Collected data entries
+ + + + + + +
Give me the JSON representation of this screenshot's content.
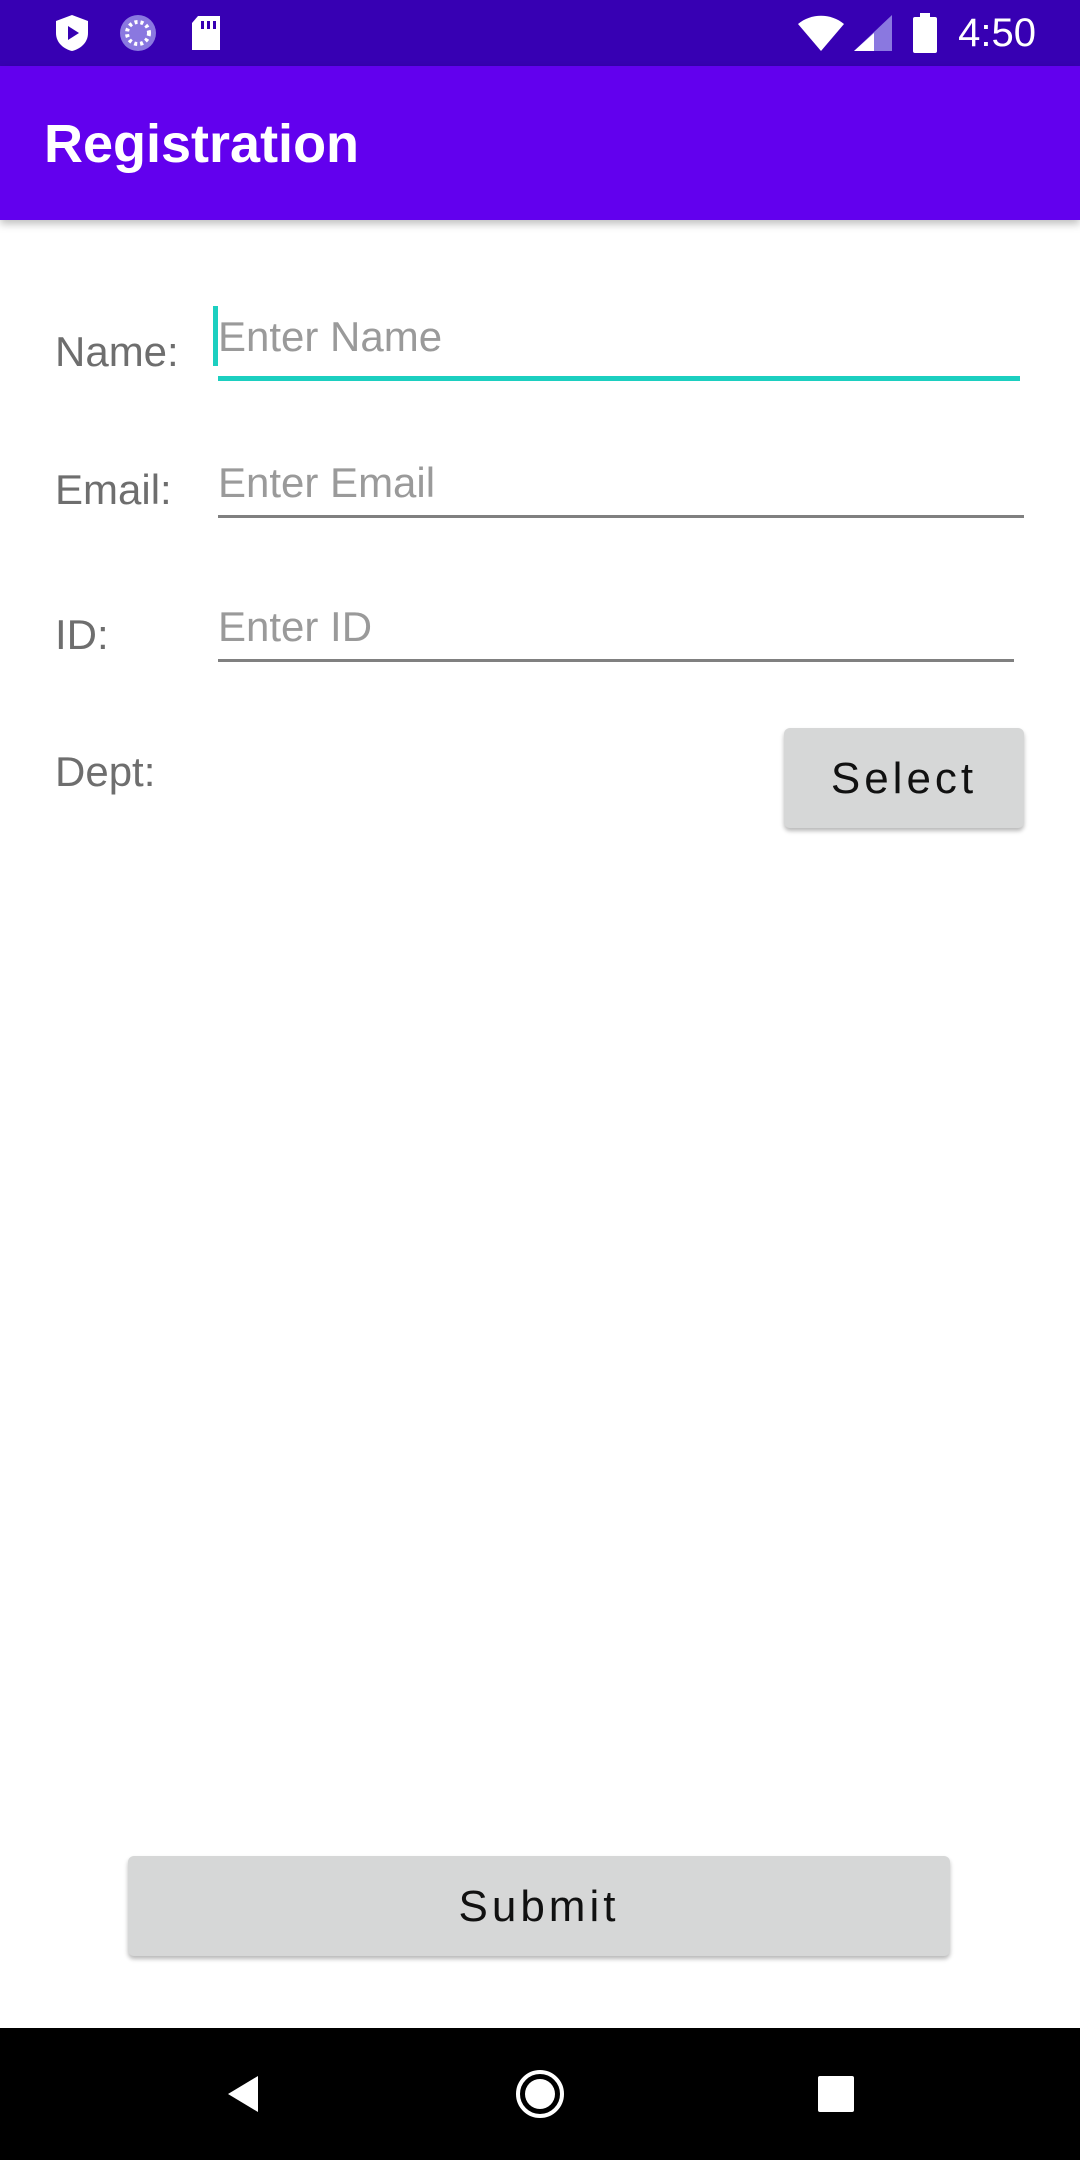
{
  "status_bar": {
    "time": "4:50",
    "left_icons": [
      "shield-play-icon",
      "loading-circle-icon",
      "sd-card-icon"
    ],
    "right_icons": [
      "wifi-icon",
      "cell-signal-icon",
      "battery-icon"
    ]
  },
  "app_bar": {
    "title": "Registration",
    "color": "#6200ee"
  },
  "form": {
    "name": {
      "label": "Name:",
      "placeholder": "Enter Name",
      "value": ""
    },
    "email": {
      "label": "Email:",
      "placeholder": "Enter Email",
      "value": ""
    },
    "id": {
      "label": "ID:",
      "placeholder": "Enter ID",
      "value": ""
    },
    "dept": {
      "label": "Dept:",
      "button_label": "Select"
    }
  },
  "submit_label": "Submit",
  "accent_color": "#1ccfc0",
  "nav_bar": {
    "icons": [
      "back-icon",
      "home-icon",
      "recents-icon"
    ]
  }
}
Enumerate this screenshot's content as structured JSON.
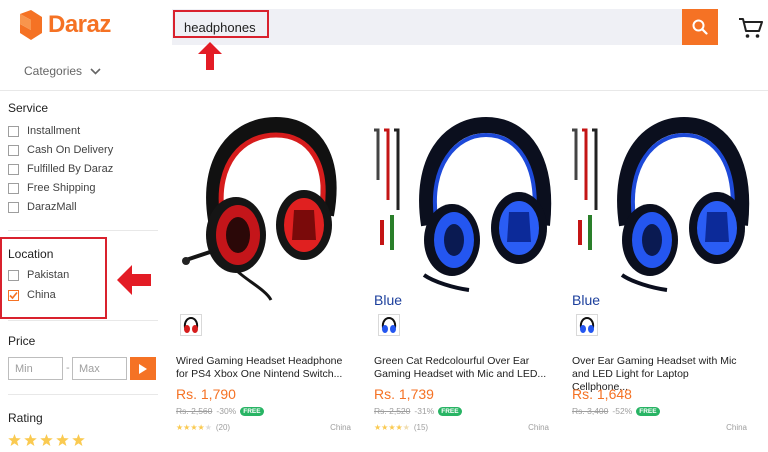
{
  "header": {
    "logo_text": "Daraz",
    "search_value": "headphones",
    "categories_label": "Categories",
    "brand_color": "#f57224"
  },
  "sidebar": {
    "service_title": "Service",
    "service_items": [
      "Installment",
      "Cash On Delivery",
      "Fulfilled By Daraz",
      "Free Shipping",
      "DarazMall"
    ],
    "location_title": "Location",
    "location_items": [
      {
        "label": "Pakistan",
        "checked": false
      },
      {
        "label": "China",
        "checked": true
      }
    ],
    "price_title": "Price",
    "price_min_placeholder": "Min",
    "price_separator": "-",
    "price_max_placeholder": "Max",
    "rating_title": "Rating",
    "rating_stars": 5
  },
  "products": [
    {
      "title_line1": "Wired Gaming Headset Headphone",
      "title_line2": "for PS4 Xbox One Nintend Switch...",
      "price": "Rs. 1,790",
      "old_price": "Rs. 2,560",
      "discount": "-30%",
      "free_label": "FREE",
      "stars": 3.5,
      "reviews": "(20)",
      "country": "China",
      "color_label": "",
      "variant": "red"
    },
    {
      "title_line1": "Green Cat Redcolourful Over Ear",
      "title_line2": "Gaming Headset with Mic and LED...",
      "price": "Rs. 1,739",
      "old_price": "Rs. 2,520",
      "discount": "-31%",
      "free_label": "FREE",
      "stars": 4.5,
      "reviews": "(15)",
      "country": "China",
      "color_label": "Blue",
      "variant": "blue"
    },
    {
      "title_line1": "Over Ear Gaming Headset with Mic",
      "title_line2": "and LED Light for Laptop Cellphone...",
      "price": "Rs. 1,648",
      "old_price": "Rs. 3,400",
      "discount": "-52%",
      "free_label": "FREE",
      "stars": 0,
      "reviews": "",
      "country": "China",
      "color_label": "Blue",
      "variant": "blue"
    }
  ]
}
+ + + + + + +
• [TASK BRIEF]:
Each line containing the word "this" counts once; say how many such lines there are, giving only the number.

• [EXPECTED ANSWER]:
2